* **TEXTAUSWAHL**:
Das Kammerballett in Hamburg gibt Tänzer*innen aus der Ukraine eine Heimat

„Frieden schaffen ohne Waffen“ war einst der Appell der Deutschen Friedensbewegung. Frieden in der Ukraine scheint sich im Moment noch nicht abzuzeichnen, weshalb noch immer Menschen das Land verlassen. Sieben ukrainische Tänzer und Tänzerinnen haben nun beim neu gegründeten „Hamburger Kammerballett“ eine neue Heimstatt gefunden. Das Kammerballett ist sicherer Hafen, ein Ort der Völkerverständigung und vor allem sichtbares Zeichen einer sozial geprägten Kulturarbeit. Die ersten Aufführungen machen Lust auf mehr!

„Tanzen ist für mich eine Möglichkeit, stark zu bleiben und eine Stimme in der Welt zu haben“, sagt Anastasiia Ilnytska. Mit ihr und sechs weiteren Tänzern und Tänzerinnen, Kateryna Andrenko, Nikita Hodyna, Ihor Khomyshchak, Viktoriia Miroshyna, Aleksandr Solovei und Anna Solovei, bekommt der Krieg in der Ukraine menschliche Namen. Hört man in den täglichen Nachrichten fast ausschließlich ukrainische Städtenamen, wird dieser Krieg jetzt persönlich, menschlich und Ausgangspunkt individueller Schicksale. Diese sieben Tänzer und Tänzerinnen im Alter von 20 bis 31 Jahren aus der Ukraine bilden das Ensemble des neu gegründeten „Hamburger Kammerballetts“.

„White Noise“. Oben: Kateryna Andrenko und Nikita Hodyna. Foto: Dennis Mundkowski

„White Noise“. Oben: Kateryna Andrenko und Nikita Hodyna. Foto: Dennis Mundkowski

„Der Gründungsprozess des Hamburger Kammerballetts begann im Sommer 2022. Nach dem Angriff Russlands auf die Ukraine am 24. Februar 2022 und der daraus resultierenden Flucht aus ihrem Heimatland entwickelte sich unsere Vision: Wir wollen geflüchtete ukrainische Tänzer*innen in Deutschland unterstützen!“, heißt es im ersten Programmheft der neuen Compagnie. Wir – das sind der Balletttänzer Edvin Revazov, der die künstlerische und choreografische Leitung übernommen hat, und Isabelle Rohlfs, die als studierte Kultur- und Medienmanagerin mit reichlich eigener tänzerischer Erfahrung die Geschäftsführung verantwortet.

Plötzlich war Krieg und nichts war mehr so wie vorher; Angst war und ist bis heute ein ständiger Begleiter geworden. Die Tänzerinnen und Tänzer versuchten ihre Arbeit weiterzuführen, spielten vor einer begrenzten Anzahl von Zuschauern in Luftschutzkellern – die Theater waren teilweise schon zerstört. Sie wollten das Leben so normal wie möglich weiterführen, und bis zum letzten Moment wollte niemand die Heimat, das Gewohnte und Liebgewonnene, die Eltern und Verwandten, verlassen. Kateryna Andrenko fasst das in dem schlichten Satz zusammen: „Dennoch sind der Tanz und das Schaffen ein sicherer Hafen für mich.“ Im Ausland gab es einige kurzfristige Stellenangebote; das schien für einen Moment die Rettung zu sein.

* **DATEN**:
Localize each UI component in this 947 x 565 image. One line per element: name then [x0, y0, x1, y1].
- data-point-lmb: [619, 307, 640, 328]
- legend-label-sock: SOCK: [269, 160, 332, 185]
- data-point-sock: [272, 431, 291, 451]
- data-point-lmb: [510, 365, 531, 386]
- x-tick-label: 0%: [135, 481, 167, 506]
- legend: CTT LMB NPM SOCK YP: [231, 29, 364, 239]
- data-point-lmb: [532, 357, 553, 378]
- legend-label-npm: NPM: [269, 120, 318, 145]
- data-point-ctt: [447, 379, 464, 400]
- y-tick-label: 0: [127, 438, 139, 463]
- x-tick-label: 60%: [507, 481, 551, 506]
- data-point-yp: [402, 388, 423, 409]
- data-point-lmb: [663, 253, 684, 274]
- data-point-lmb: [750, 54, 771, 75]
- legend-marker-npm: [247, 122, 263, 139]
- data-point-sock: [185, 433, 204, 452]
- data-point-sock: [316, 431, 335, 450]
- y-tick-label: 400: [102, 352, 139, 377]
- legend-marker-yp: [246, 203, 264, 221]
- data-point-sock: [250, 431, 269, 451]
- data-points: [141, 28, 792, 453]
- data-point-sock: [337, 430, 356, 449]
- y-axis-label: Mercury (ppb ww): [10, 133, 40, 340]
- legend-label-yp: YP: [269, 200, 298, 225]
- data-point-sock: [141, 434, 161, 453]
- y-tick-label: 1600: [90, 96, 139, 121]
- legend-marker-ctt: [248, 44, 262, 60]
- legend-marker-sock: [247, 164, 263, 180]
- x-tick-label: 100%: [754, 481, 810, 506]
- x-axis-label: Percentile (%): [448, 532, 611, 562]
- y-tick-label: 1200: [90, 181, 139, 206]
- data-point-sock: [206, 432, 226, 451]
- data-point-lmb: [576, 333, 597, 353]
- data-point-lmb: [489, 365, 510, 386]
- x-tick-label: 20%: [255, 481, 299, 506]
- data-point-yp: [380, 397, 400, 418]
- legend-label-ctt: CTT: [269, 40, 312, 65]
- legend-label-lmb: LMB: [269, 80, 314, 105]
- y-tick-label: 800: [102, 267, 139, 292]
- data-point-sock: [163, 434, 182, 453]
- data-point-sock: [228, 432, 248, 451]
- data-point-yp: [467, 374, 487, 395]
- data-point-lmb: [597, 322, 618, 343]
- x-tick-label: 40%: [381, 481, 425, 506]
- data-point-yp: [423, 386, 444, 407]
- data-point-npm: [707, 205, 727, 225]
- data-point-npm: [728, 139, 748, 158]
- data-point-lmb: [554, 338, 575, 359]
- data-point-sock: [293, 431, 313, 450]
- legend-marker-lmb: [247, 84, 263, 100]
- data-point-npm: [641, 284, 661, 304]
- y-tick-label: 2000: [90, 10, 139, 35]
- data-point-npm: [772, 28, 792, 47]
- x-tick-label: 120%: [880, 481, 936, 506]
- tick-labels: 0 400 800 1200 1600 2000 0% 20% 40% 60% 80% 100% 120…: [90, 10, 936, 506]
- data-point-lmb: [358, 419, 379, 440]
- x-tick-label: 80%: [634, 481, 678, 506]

* **ARBEITSAUFTRÄGE**:
[1] Geben Sie aus der Textauswahl alles von „Das Kammerballett in“ bis hinunter zu „Lust auf mehr!“ wortgetreu wieder.
[2] Wer verantwortet laut der Textauswahl die Geschäftsführung des Hamburger Kammerballetts?
[3] Nennen Sie alle Tänzerinnen und Tänzer, die nach der Textauswahl das Ensemble des Hamburger Kammerballetts bilden.

* **ANTWORTEN JE AUFGABE**:
[1]
Das Kammerballett in Hamburg gibt Tänzer*innen aus der Ukraine eine Heimat

„Frieden schaffen ohne Waffen“ war einst der Appell der Deutschen Friedensbewegung. Frieden in der Ukraine scheint sich im Moment noch nicht abzuzeichnen, weshalb noch immer Menschen das Land verlassen. Sieben ukrainische Tänzer und Tänzerinnen haben nun beim neu gegründeten „Hamburger Kammerballett“ eine neue Heimstatt gefunden. Das Kammerballett ist sicherer Hafen, ein Ort der Völkerverständigung und vor allem sichtbares Zeichen einer sozial geprägten Kulturarbeit. Die ersten Aufführungen machen Lust auf mehr!

[2] Isabelle Rohlfs

[3] Anastasiia Ilnytska, Kateryna Andrenko, Nikita Hodyna, Ihor Khomyshchak, Viktoriia Miroshyna, Aleksandr Solovei, Anna Solovei